# [WHAT THE TASK REQUIRES]
Find every line in the records that holds the string "ylabel". Copy each one.

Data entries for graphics
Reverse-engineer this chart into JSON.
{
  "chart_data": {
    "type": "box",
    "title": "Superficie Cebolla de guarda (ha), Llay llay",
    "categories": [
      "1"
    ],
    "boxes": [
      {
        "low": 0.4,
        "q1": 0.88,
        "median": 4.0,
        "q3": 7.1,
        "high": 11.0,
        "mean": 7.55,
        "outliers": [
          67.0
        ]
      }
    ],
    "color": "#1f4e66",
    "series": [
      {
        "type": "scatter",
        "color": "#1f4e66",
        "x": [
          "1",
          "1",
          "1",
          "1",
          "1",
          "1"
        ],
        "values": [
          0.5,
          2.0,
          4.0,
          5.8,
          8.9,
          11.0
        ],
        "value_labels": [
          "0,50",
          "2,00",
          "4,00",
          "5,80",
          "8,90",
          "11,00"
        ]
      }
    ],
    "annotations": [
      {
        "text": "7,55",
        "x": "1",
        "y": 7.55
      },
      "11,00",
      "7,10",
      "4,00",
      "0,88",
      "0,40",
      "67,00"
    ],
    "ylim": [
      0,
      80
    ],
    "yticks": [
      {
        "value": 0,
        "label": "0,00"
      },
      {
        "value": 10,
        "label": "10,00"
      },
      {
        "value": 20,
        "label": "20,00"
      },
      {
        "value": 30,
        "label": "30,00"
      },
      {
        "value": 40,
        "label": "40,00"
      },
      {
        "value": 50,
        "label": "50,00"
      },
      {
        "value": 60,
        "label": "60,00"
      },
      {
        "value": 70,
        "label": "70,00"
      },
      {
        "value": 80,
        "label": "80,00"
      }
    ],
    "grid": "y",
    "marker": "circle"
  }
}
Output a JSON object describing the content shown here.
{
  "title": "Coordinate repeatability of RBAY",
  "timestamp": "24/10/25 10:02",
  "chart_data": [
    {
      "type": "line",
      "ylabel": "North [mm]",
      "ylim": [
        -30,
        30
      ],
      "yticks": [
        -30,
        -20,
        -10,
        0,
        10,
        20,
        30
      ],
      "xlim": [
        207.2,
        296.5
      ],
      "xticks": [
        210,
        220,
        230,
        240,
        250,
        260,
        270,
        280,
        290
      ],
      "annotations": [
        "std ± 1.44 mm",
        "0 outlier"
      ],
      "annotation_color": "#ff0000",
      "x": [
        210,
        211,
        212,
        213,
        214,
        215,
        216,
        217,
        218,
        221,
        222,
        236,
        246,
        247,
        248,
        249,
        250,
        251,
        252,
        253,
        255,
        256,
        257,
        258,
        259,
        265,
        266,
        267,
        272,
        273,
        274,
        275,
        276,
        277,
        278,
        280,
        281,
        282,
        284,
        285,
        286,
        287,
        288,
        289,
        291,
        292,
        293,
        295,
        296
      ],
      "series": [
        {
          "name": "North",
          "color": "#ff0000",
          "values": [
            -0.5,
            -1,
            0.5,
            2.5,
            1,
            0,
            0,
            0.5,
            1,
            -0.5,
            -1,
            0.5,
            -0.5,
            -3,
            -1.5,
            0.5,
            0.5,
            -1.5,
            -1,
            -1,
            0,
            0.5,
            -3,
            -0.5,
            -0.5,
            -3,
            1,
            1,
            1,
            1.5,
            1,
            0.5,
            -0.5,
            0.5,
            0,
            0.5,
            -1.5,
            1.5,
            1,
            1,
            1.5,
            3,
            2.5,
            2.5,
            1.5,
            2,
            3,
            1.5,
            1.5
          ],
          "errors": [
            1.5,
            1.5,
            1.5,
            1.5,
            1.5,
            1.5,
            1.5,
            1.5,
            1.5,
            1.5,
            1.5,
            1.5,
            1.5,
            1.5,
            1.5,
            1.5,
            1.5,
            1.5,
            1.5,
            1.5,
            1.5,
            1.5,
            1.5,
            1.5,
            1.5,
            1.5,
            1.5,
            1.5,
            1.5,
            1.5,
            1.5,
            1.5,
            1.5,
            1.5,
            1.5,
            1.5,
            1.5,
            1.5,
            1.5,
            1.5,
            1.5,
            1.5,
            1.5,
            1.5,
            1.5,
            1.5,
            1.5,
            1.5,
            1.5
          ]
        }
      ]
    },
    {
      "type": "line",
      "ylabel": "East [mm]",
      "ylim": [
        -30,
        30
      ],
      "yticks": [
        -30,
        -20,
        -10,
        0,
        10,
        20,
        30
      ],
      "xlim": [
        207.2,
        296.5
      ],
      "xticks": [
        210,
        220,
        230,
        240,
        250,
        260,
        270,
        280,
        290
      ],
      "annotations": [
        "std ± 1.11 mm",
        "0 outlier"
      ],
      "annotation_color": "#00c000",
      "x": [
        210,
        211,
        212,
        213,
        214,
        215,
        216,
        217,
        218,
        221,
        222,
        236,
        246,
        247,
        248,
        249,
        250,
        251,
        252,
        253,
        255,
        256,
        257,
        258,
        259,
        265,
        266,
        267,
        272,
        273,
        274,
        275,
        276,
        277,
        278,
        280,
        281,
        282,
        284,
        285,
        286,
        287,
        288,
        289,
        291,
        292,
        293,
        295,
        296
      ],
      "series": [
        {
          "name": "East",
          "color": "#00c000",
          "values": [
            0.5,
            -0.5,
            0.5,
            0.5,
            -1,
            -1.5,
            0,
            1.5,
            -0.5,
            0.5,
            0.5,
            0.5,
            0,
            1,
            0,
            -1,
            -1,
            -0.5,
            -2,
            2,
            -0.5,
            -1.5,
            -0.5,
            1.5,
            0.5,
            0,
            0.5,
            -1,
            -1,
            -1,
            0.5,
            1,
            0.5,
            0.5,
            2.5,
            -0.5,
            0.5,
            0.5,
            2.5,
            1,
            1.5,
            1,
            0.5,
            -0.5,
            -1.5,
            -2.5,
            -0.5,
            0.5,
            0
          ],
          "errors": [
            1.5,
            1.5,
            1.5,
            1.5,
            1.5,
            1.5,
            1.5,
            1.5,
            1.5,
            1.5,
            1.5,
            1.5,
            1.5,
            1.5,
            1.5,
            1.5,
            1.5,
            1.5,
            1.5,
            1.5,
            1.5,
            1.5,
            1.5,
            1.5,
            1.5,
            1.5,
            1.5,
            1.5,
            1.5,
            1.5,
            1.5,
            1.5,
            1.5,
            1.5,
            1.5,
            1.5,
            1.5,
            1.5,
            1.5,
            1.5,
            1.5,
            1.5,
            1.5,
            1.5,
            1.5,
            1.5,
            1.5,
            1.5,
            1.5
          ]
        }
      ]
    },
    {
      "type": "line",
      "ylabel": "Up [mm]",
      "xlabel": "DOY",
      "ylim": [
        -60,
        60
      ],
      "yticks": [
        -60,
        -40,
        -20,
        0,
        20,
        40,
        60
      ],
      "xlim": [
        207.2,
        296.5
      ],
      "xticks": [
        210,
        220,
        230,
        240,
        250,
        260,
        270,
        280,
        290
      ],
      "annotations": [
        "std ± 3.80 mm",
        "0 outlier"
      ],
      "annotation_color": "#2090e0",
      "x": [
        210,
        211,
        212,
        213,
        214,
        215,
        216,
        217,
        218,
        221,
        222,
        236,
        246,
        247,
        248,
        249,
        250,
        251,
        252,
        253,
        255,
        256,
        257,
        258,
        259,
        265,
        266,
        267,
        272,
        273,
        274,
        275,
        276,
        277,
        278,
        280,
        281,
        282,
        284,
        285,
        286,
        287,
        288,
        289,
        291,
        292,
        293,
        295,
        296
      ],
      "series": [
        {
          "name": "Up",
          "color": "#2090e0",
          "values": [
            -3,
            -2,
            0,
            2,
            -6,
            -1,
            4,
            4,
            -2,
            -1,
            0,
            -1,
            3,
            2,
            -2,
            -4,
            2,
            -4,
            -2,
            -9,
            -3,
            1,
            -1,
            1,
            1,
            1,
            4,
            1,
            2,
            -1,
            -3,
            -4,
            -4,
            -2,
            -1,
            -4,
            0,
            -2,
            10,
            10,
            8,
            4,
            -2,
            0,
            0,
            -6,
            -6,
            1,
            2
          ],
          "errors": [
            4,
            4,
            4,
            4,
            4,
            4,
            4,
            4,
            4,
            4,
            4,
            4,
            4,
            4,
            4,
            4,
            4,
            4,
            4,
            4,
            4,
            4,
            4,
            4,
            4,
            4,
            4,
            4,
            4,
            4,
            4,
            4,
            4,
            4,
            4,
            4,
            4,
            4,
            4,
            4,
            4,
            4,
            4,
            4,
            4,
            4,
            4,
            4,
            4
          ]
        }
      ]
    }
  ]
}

# [FULL RESPONSE]
      "ylabel": "North [mm]",
      "ylabel": "East [mm]",
      "ylabel": "Up [mm]",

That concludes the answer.